▶

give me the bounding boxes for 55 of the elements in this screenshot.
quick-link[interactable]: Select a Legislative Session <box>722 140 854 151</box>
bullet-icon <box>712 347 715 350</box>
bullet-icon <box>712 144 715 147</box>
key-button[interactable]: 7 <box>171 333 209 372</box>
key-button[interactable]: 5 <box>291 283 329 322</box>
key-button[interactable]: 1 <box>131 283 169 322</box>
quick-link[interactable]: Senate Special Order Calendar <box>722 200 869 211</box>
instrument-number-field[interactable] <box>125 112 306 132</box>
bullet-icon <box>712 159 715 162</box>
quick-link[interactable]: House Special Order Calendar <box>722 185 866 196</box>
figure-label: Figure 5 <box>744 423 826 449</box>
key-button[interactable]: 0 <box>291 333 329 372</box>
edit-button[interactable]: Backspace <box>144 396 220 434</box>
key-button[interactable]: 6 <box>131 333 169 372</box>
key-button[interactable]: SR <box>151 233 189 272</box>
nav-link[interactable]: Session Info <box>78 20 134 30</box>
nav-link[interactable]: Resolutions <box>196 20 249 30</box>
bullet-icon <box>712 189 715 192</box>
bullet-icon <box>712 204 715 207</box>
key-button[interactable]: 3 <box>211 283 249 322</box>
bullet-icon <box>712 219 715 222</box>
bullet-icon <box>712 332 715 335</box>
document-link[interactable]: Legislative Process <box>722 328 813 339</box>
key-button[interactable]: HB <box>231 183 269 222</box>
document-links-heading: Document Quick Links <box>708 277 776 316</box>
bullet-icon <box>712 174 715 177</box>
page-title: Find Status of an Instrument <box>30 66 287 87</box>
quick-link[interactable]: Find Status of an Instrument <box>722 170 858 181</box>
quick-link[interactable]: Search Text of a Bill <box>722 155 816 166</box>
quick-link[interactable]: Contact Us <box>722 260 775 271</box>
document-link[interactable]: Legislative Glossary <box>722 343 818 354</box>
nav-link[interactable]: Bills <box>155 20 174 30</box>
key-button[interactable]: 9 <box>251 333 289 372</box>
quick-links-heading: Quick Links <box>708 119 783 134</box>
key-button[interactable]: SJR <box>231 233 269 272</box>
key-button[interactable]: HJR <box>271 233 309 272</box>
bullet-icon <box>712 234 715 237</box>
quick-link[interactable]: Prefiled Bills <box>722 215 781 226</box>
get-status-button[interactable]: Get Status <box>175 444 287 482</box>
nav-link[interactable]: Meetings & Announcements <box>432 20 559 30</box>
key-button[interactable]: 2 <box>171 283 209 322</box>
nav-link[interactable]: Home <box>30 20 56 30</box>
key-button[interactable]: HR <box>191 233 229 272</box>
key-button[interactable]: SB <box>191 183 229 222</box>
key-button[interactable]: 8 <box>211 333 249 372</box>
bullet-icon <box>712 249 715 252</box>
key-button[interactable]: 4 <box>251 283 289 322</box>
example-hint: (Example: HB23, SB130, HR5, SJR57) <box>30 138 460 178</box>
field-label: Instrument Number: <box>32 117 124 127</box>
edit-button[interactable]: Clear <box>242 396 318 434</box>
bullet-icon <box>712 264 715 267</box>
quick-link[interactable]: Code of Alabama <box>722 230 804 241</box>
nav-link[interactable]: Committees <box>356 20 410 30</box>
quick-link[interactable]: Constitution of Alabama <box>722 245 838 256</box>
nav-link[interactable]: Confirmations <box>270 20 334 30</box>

◀

Work required
Convert every line of the records above into a JSON array of strings, one string per line, omitting any blank lines.

Finished task
[
  "give me the bounding boxes for 55 of the elements in this screenshot.",
  "quick-link[interactable]: Select a Legislative Session <box>722 140 854 151</box>",
  "bullet-icon <box>712 347 715 350</box>",
  "bullet-icon <box>712 144 715 147</box>",
  "key-button[interactable]: 7 <box>171 333 209 372</box>",
  "key-button[interactable]: 5 <box>291 283 329 322</box>",
  "key-button[interactable]: 1 <box>131 283 169 322</box>",
  "quick-link[interactable]: Senate Special Order Calendar <box>722 200 869 211</box>",
  "instrument-number-field[interactable] <box>125 112 306 132</box>",
  "bullet-icon <box>712 159 715 162</box>",
  "quick-link[interactable]: House Special Order Calendar <box>722 185 866 196</box>",
  "figure-label: Figure 5 <box>744 423 826 449</box>",
  "key-button[interactable]: 0 <box>291 333 329 372</box>",
  "edit-button[interactable]: Backspace <box>144 396 220 434</box>",
  "key-button[interactable]: 6 <box>131 333 169 372</box>",
  "key-button[interactable]: SR <box>151 233 189 272</box>",
  "nav-link[interactable]: Session Info <box>78 20 134 30</box>",
  "nav-link[interactable]: Resolutions <box>196 20 249 30</box>",
  "bullet-icon <box>712 189 715 192</box>",
  "bullet-icon <box>712 204 715 207</box>",
  "key-button[interactable]: 3 <box>211 283 249 322</box>",
  "bullet-icon <box>712 219 715 222</box>",
  "bullet-icon <box>712 332 715 335</box>",
  "document-link[interactable]: Legislative Process <box>722 328 813 339</box>",
  "key-button[interactable]: HB <box>231 183 269 222</box>",
  "document-links-heading: Document Quick Links <box>708 277 776 316</box>",
  "bullet-icon <box>712 174 715 177</box>",
  "page-title: Find Status of an Instrument <box>30 66 287 87</box>",
  "quick-link[interactable]: Find Status of an Instrument <box>722 170 858 181</box>",
  "quick-link[interactable]: Search Text of a Bill <box>722 155 816 166</box>",
  "quick-link[interactable]: Contact Us <box>722 260 775 271</box>",
  "document-link[interactable]: Legislative Glossary <box>722 343 818 354</box>",
  "nav-link[interactable]: Bills <box>155 20 174 30</box>",
  "key-button[interactable]: 9 <box>251 333 289 372</box>",
  "quick-links-heading: Quick Links <box>708 119 783 134</box>",
  "key-button[interactable]: SJR <box>231 233 269 272</box>",
  "key-button[interactable]: HJR <box>271 233 309 272</box>",
  "bullet-icon <box>712 234 715 237</box>",
  "quick-link[interactable]: Prefiled Bills <box>722 215 781 226</box>",
  "get-status-button[interactable]: Get Status <box>175 444 287 482</box>",
  "nav-link[interactable]: Meetings & Announcements <box>432 20 559 30</box>",
  "key-button[interactable]: 2 <box>171 283 209 322</box>",
  "nav-link[interactable]: Home <box>30 20 56 30</box>",
  "key-button[interactable]: HR <box>191 233 229 272</box>",
  "key-button[interactable]: SB <box>191 183 229 222</box>",
  "key-button[interactable]: 8 <box>211 333 249 372</box>",
  "bullet-icon <box>712 249 715 252</box>",
  "key-button[interactable]: 4 <box>251 283 289 322</box>",
  "example-hint: (Example: HB23, SB130, HR5, SJR57) <box>30 138 460 178</box>",
  "field-label: Instrument Number: <box>32 117 124 127</box>",
  "edit-button[interactable]: Clear <box>242 396 318 434</box>",
  "bullet-icon <box>712 264 715 267</box>",
  "quick-link[interactable]: Code of Alabama <box>722 230 804 241</box>",
  "nav-link[interactable]: Committees <box>356 20 410 30</box>",
  "quick-link[interactable]: Constitution of Alabama <box>722 245 838 256</box>",
  "nav-link[interactable]: Confirmations <box>270 20 334 30</box>"
]